____ PROVIDED RECORDS

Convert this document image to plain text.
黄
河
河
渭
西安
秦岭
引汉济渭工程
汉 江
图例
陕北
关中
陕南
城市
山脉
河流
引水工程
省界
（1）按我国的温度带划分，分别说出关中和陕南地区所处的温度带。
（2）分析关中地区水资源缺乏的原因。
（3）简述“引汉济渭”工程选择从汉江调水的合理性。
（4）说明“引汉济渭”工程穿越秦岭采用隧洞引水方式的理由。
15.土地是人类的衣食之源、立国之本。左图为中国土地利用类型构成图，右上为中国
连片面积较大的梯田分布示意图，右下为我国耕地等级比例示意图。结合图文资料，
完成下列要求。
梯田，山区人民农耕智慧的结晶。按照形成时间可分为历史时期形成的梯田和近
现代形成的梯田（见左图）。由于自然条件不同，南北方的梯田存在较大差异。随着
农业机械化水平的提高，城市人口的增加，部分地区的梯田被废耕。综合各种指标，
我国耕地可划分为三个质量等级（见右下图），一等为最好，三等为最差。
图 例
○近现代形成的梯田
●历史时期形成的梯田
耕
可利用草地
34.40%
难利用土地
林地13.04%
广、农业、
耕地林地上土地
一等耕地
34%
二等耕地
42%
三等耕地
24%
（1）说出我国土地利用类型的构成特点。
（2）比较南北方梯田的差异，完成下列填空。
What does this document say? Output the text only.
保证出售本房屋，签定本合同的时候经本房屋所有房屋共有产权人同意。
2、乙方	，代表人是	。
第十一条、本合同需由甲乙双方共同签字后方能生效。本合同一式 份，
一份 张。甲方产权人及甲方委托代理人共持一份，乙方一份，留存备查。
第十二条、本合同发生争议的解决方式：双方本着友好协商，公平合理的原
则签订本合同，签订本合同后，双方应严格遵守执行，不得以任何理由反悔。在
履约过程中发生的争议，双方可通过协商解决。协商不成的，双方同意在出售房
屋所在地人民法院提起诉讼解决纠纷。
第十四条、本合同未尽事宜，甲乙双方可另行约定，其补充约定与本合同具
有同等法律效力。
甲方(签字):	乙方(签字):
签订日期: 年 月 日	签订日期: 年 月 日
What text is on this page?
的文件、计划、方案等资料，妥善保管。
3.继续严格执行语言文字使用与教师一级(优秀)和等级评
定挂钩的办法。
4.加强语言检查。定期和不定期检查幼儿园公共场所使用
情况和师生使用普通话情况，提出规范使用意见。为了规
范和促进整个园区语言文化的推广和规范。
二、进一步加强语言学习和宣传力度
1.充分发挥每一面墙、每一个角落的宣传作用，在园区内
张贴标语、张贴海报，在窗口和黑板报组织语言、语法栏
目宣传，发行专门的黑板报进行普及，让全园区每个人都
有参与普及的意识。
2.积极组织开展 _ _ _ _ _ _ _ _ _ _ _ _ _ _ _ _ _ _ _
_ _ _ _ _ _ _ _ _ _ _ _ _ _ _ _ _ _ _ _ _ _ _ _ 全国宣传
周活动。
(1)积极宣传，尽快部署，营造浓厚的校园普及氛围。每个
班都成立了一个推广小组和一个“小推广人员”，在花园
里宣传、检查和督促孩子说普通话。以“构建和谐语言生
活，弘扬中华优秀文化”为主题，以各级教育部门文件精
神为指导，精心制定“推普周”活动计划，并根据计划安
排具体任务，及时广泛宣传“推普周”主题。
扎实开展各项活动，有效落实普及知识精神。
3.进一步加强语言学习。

________

● **WRITTEN INSTRUCTION**: Could you reproduce every record above exactly as it appears?

● **SOLUTION TO THE EXERCISE**:
Convert this document image to plain text.
黄
河
河
渭
西安
秦岭
引汉济渭工程
汉 江
图例
陕北
关中
陕南
城市
山脉
河流
引水工程
省界
（1）按我国的温度带划分，分别说出关中和陕南地区所处的温度带。
（2）分析关中地区水资源缺乏的原因。
（3）简述“引汉济渭”工程选择从汉江调水的合理性。
（4）说明“引汉济渭”工程穿越秦岭采用隧洞引水方式的理由。
15.土地是人类的衣食之源、立国之本。左图为中国土地利用类型构成图，右上为中国
连片面积较大的梯田分布示意图，右下为我国耕地等级比例示意图。结合图文资料，
完成下列要求。
梯田，山区人民农耕智慧的结晶。按照形成时间可分为历史时期形成的梯田和近
现代形成的梯田（见左图）。由于自然条件不同，南北方的梯田存在较大差异。随着
农业机械化水平的提高，城市人口的增加，部分地区的梯田被废耕。综合各种指标，
我国耕地可划分为三个质量等级（见右下图），一等为最好，三等为最差。
图 例
○近现代形成的梯田
●历史时期形成的梯田
耕
可利用草地
34.40%
难利用土地
林地13.04%
广、农业、
耕地林地上土地
一等耕地
34%
二等耕地
42%
三等耕地
24%
（1）说出我国土地利用类型的构成特点。
（2）比较南北方梯田的差异，完成下列填空。
What does this document say? Output the text only.
保证出售本房屋，签定本合同的时候经本房屋所有房屋共有产权人同意。
2、乙方	，代表人是	。
第十一条、本合同需由甲乙双方共同签字后方能生效。本合同一式 份，
一份 张。甲方产权人及甲方委托代理人共持一份，乙方一份，留存备查。
第十二条、本合同发生争议的解决方式：双方本着友好协商，公平合理的原
则签订本合同，签订本合同后，双方应严格遵守执行，不得以任何理由反悔。在
履约过程中发生的争议，双方可通过协商解决。协商不成的，双方同意在出售房
屋所在地人民法院提起诉讼解决纠纷。
第十四条、本合同未尽事宜，甲乙双方可另行约定，其补充约定与本合同具
有同等法律效力。
甲方(签字):	乙方(签字):
签订日期: 年 月 日	签订日期: 年 月 日
What text is on this page?
的文件、计划、方案等资料，妥善保管。
3.继续严格执行语言文字使用与教师一级(优秀)和等级评
定挂钩的办法。
4.加强语言检查。定期和不定期检查幼儿园公共场所使用
情况和师生使用普通话情况，提出规范使用意见。为了规
范和促进整个园区语言文化的推广和规范。
二、进一步加强语言学习和宣传力度
1.充分发挥每一面墙、每一个角落的宣传作用，在园区内
张贴标语、张贴海报，在窗口和黑板报组织语言、语法栏
目宣传，发行专门的黑板报进行普及，让全园区每个人都
有参与普及的意识。
2.积极组织开展 _ _ _ _ _ _ _ _ _ _ _ _ _ _ _ _ _ _ _
_ _ _ _ _ _ _ _ _ _ _ _ _ _ _ _ _ _ _ _ _ _ _ _ 全国宣传
周活动。
(1)积极宣传，尽快部署，营造浓厚的校园普及氛围。每个
班都成立了一个推广小组和一个“小推广人员”，在花园
里宣传、检查和督促孩子说普通话。以“构建和谐语言生
活，弘扬中华优秀文化”为主题，以各级教育部门文件精
神为指导，精心制定“推普周”活动计划，并根据计划安
排具体任务，及时广泛宣传“推普周”主题。
扎实开展各项活动，有效落实普及知识精神。
3.进一步加强语言学习。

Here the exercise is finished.